Quoted text:
%%
The library supports three types of sources:

- ``bytes(List)`` - Parse from a list of bytes
- ``stream(Stream)`` - Parse from an open binary stream
- ``file(Path)`` - Parse from a file

Wire Format Details
-------------------

Protocol Buffers uses an efficient binary wire format with the following
wire types:

- **0 (Varint)**: ``int32``, ``int64``, ``uint32``, ``uint64``,
  ``sint32``, ``sint64``, ``bool``
- **1 (64-bit)**: ``fixed64``, ``sfixed64``, ``double``
- **2 (Length-delimited)**: ``string``, ``bytes``, embedded messages
- **5 (32-bit)**: ``fixed32``, ``sfixed32``, ``float``

Each field is encoded with a tag (field number and wire type) followed
by the value.

Binary Format Compatibility
---------------------------

The binary format produced by this library is compatible with:

- Official Protocol Buffers implementations (C++, Java, Python, Go,
  etc.)
%%
Element and region data:
%%
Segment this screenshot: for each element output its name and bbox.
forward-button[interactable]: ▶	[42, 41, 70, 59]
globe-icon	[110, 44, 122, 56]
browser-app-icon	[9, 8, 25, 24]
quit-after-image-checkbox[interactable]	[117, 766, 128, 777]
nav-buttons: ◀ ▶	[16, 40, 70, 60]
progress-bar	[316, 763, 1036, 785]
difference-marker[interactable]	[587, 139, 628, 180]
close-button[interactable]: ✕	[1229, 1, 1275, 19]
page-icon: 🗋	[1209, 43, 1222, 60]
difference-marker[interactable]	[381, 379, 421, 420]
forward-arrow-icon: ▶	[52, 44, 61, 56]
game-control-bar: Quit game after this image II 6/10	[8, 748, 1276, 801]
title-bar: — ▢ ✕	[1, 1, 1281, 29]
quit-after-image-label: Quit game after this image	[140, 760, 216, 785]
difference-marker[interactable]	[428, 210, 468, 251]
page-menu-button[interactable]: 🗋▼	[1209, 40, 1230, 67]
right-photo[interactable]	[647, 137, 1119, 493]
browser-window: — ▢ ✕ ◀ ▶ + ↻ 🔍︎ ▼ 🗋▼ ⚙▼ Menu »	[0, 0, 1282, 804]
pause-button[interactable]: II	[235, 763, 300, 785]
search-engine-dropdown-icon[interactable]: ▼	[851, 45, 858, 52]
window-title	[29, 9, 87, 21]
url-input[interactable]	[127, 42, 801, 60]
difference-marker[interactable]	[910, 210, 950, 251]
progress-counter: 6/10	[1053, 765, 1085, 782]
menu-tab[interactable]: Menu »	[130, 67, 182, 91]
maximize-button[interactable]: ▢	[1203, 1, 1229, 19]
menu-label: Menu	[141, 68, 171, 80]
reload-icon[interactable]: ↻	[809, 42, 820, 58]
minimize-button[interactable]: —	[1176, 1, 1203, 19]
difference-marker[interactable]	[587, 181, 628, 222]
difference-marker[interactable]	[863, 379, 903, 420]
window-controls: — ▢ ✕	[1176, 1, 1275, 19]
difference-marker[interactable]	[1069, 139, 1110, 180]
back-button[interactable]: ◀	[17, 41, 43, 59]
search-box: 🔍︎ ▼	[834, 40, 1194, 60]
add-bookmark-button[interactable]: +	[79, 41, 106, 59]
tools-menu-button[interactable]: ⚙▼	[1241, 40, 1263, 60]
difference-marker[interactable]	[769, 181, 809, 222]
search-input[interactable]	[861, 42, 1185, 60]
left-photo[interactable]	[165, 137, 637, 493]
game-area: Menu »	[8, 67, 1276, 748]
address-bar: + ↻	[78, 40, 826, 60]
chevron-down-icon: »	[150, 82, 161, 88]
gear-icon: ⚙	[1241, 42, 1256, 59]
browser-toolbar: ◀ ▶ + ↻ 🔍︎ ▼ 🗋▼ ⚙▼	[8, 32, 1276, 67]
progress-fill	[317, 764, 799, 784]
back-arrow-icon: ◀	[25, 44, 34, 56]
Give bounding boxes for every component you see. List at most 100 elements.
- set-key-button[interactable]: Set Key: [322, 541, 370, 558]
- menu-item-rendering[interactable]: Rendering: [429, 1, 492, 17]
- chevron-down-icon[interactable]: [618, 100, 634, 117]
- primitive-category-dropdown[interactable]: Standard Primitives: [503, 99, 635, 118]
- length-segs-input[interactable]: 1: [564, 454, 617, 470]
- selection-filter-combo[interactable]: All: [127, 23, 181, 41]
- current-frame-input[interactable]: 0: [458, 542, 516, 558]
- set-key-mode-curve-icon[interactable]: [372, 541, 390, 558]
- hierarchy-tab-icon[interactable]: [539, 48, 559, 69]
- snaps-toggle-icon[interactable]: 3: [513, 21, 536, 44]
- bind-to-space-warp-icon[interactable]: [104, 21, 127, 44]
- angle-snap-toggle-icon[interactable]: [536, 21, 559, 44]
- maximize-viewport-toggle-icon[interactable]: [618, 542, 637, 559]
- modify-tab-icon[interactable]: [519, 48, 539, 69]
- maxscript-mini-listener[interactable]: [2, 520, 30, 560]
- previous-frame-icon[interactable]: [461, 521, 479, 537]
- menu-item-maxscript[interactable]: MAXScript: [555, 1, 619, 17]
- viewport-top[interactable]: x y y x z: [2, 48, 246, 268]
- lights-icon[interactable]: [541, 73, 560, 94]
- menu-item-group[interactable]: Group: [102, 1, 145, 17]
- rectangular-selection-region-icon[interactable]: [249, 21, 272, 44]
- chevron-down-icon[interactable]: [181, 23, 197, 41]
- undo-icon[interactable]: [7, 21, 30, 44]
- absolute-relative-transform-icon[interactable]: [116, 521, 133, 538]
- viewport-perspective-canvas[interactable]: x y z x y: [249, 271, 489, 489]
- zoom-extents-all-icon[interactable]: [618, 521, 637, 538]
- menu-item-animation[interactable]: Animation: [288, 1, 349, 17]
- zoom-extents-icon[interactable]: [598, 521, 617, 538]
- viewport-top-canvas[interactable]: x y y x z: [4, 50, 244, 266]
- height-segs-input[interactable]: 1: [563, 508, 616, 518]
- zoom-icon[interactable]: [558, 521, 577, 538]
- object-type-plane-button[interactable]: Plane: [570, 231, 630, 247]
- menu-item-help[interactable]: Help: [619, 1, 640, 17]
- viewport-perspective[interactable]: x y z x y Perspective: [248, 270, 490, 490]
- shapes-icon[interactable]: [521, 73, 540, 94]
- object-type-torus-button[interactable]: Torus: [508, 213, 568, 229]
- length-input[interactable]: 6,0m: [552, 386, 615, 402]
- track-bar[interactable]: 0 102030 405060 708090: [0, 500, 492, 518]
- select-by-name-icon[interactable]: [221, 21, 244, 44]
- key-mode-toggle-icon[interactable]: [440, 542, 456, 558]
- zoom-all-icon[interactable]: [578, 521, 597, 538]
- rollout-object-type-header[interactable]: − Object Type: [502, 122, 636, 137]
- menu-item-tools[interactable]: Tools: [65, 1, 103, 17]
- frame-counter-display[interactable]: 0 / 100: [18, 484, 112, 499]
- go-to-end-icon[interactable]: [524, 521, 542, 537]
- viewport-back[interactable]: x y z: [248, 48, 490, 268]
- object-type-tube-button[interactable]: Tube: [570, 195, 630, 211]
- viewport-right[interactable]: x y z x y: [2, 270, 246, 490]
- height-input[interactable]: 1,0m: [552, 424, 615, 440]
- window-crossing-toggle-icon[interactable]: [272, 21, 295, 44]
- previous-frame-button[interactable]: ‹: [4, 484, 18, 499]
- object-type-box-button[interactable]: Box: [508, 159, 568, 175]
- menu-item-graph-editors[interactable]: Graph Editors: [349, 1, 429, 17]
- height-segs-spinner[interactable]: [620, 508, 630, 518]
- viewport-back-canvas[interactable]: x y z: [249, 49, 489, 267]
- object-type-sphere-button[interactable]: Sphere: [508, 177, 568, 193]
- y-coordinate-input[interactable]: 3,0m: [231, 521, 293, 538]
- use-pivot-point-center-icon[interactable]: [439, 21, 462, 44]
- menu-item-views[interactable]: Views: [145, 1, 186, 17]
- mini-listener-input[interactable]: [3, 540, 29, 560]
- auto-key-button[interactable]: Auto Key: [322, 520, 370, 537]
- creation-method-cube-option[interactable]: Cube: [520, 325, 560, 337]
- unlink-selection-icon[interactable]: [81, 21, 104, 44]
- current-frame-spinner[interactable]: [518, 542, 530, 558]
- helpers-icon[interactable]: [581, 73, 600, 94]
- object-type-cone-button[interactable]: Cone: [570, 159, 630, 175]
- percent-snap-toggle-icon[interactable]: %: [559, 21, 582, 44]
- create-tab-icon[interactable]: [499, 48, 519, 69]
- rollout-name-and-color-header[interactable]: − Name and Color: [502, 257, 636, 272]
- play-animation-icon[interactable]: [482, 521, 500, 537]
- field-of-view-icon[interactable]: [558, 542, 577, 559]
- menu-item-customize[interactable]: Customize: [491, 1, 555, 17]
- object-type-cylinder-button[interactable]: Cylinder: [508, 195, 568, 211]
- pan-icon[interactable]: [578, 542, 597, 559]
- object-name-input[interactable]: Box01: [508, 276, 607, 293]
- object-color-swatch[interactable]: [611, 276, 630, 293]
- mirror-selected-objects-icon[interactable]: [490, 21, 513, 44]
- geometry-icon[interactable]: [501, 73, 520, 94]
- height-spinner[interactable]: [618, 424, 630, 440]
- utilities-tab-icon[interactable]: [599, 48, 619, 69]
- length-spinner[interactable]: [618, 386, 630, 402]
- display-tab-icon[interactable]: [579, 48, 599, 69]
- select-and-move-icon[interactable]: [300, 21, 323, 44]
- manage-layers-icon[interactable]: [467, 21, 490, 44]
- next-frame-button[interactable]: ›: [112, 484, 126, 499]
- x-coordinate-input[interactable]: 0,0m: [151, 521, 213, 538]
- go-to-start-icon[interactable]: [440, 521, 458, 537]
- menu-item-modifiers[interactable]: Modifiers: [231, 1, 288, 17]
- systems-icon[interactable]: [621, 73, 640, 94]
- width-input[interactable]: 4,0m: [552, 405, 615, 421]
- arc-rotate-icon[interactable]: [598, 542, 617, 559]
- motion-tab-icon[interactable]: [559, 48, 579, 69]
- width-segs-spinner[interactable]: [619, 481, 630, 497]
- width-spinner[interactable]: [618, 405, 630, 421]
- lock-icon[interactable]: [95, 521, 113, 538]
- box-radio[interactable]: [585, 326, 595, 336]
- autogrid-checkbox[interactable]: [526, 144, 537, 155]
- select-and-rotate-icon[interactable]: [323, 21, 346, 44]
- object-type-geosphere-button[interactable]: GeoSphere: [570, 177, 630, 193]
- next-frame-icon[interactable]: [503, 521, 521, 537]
%%
Requirement:
Answer these from the Protocol Buffers text:
(a) Which source type parses from an open binary stream?
(b) Which wire type number covers ``fixed32``, ``sfixed32``, and ``float``?
(c) What comes before the value when each field is encoded?

Complete answer:
(a) ``stream(Stream)``
(b) 5 (32-bit)
(c) A tag (field number and wire type)